● Work instructions:
The entries that follow should be written out exactly.

● Extracted information:

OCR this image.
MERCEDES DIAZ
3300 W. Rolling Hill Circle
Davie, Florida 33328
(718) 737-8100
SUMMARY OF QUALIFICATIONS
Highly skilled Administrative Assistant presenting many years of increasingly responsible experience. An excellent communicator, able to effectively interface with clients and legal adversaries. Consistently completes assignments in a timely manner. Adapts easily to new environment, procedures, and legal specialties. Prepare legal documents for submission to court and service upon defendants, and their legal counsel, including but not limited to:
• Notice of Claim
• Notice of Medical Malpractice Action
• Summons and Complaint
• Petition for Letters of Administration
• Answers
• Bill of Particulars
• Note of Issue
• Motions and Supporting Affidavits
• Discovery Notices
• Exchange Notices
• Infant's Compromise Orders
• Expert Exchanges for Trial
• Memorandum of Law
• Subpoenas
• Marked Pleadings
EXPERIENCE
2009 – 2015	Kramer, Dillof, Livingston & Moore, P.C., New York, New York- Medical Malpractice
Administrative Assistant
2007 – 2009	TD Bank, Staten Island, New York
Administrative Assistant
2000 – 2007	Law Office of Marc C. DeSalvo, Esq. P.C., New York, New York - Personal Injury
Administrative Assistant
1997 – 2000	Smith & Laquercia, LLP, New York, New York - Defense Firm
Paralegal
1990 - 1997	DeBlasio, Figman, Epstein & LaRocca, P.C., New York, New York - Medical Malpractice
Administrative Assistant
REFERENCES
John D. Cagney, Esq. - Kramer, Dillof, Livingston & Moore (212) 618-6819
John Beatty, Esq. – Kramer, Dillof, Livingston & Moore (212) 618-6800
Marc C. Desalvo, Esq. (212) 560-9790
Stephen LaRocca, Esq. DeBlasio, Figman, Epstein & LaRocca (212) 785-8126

● Final result:
OCR this image.
MERCEDES DIAZ
3300 W. Rolling Hill Circle
Davie, Florida 33328
(718) 737-8100
SUMMARY OF QUALIFICATIONS
Highly skilled Administrative Assistant presenting many years of increasingly responsible experience. An excellent communicator, able to effectively interface with clients and legal adversaries. Consistently completes assignments in a timely manner. Adapts easily to new environment, procedures, and legal specialties. Prepare legal documents for submission to court and service upon defendants, and their legal counsel, including but not limited to:
• Notice of Claim
• Notice of Medical Malpractice Action
• Summons and Complaint
• Petition for Letters of Administration
• Answers
• Bill of Particulars
• Note of Issue
• Motions and Supporting Affidavits
• Discovery Notices
• Exchange Notices
• Infant's Compromise Orders
• Expert Exchanges for Trial
• Memorandum of Law
• Subpoenas
• Marked Pleadings
EXPERIENCE
2009 – 2015	Kramer, Dillof, Livingston & Moore, P.C., New York, New York- Medical Malpractice
Administrative Assistant
2007 – 2009	TD Bank, Staten Island, New York
Administrative Assistant
2000 – 2007	Law Office of Marc C. DeSalvo, Esq. P.C., New York, New York - Personal Injury
Administrative Assistant
1997 – 2000	Smith & Laquercia, LLP, New York, New York - Defense Firm
Paralegal
1990 - 1997	DeBlasio, Figman, Epstein & LaRocca, P.C., New York, New York - Medical Malpractice
Administrative Assistant
REFERENCES
John D. Cagney, Esq. - Kramer, Dillof, Livingston & Moore (212) 618-6819
John Beatty, Esq. – Kramer, Dillof, Livingston & Moore (212) 618-6800
Marc C. Desalvo, Esq. (212) 560-9790
Stephen LaRocca, Esq. DeBlasio, Figman, Epstein & LaRocca (212) 785-8126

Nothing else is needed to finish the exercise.